Rows taken from a layout dataset:
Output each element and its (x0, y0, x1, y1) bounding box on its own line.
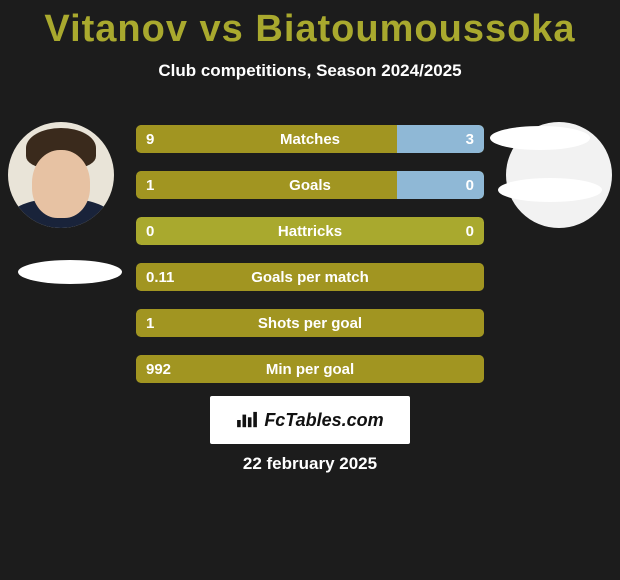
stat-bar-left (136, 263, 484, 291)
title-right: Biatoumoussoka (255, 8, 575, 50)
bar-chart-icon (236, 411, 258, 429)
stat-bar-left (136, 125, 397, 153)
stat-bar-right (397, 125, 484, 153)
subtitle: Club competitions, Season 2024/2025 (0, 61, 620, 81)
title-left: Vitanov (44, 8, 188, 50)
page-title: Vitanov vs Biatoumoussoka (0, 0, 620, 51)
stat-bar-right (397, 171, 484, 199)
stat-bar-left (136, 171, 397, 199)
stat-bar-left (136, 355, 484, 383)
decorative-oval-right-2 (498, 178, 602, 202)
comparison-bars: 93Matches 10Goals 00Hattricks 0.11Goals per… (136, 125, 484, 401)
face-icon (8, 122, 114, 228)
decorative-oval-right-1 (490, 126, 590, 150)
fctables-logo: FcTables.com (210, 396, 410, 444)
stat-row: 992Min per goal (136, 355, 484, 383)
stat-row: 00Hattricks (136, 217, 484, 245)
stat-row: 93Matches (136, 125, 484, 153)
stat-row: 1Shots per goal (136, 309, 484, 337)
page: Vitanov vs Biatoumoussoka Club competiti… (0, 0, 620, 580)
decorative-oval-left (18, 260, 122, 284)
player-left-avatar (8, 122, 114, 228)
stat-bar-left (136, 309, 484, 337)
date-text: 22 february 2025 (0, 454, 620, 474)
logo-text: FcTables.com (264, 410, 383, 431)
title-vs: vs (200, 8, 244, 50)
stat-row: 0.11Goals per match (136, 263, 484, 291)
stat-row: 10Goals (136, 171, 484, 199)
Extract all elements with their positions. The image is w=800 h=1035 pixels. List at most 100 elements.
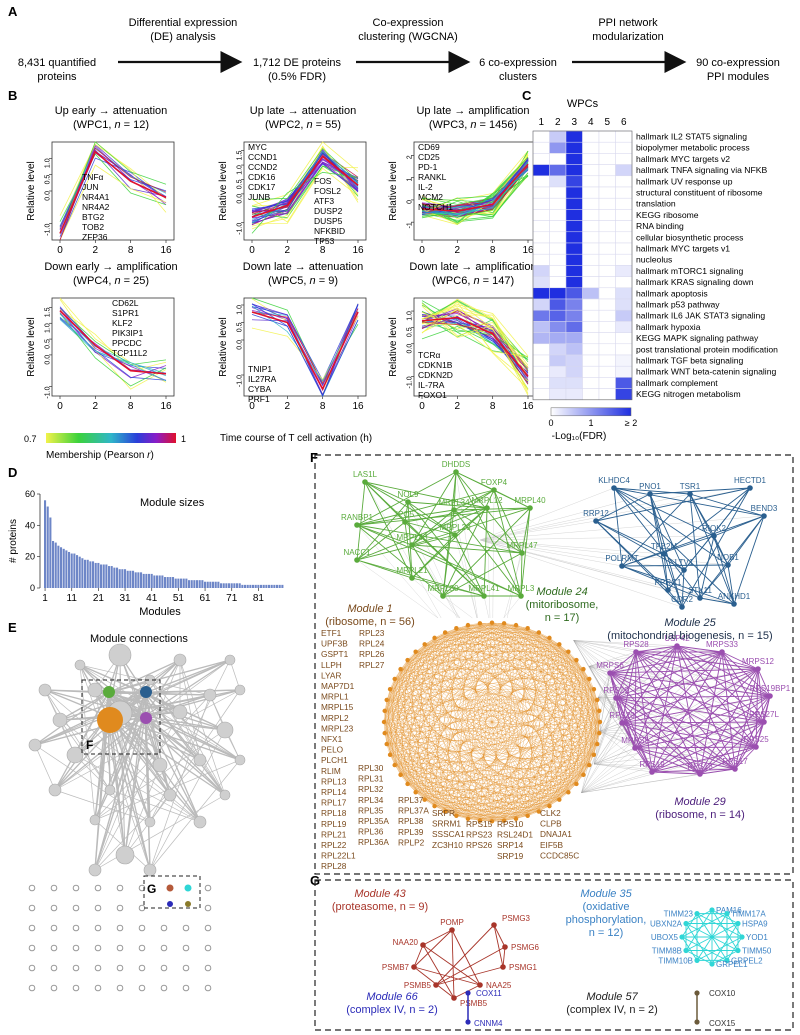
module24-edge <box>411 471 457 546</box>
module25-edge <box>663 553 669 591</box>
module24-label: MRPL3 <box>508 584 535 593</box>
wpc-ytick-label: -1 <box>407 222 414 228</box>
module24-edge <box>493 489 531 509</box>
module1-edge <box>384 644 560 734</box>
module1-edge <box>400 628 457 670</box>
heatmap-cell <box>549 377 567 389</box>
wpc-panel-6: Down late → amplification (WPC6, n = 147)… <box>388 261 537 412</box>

AIM: Copy out the listing word for word, from the line with "module24-edge <box>411 471 457 546</box>" through the end of the listing.

WRITTEN REPLY:
module24-edge <box>411 471 457 546</box>
module25-edge <box>663 553 669 591</box>
module24-label: MRPL3 <box>508 584 535 593</box>
wpc-ytick-label: -1 <box>407 222 414 228</box>
module24-edge <box>493 489 531 509</box>
module1-edge <box>384 644 560 734</box>
module1-edge <box>400 628 457 670</box>
heatmap-cell <box>549 377 567 389</box>
wpc-panel-6: Down late → amplification (WPC6, n = 147)… <box>388 261 537 412</box>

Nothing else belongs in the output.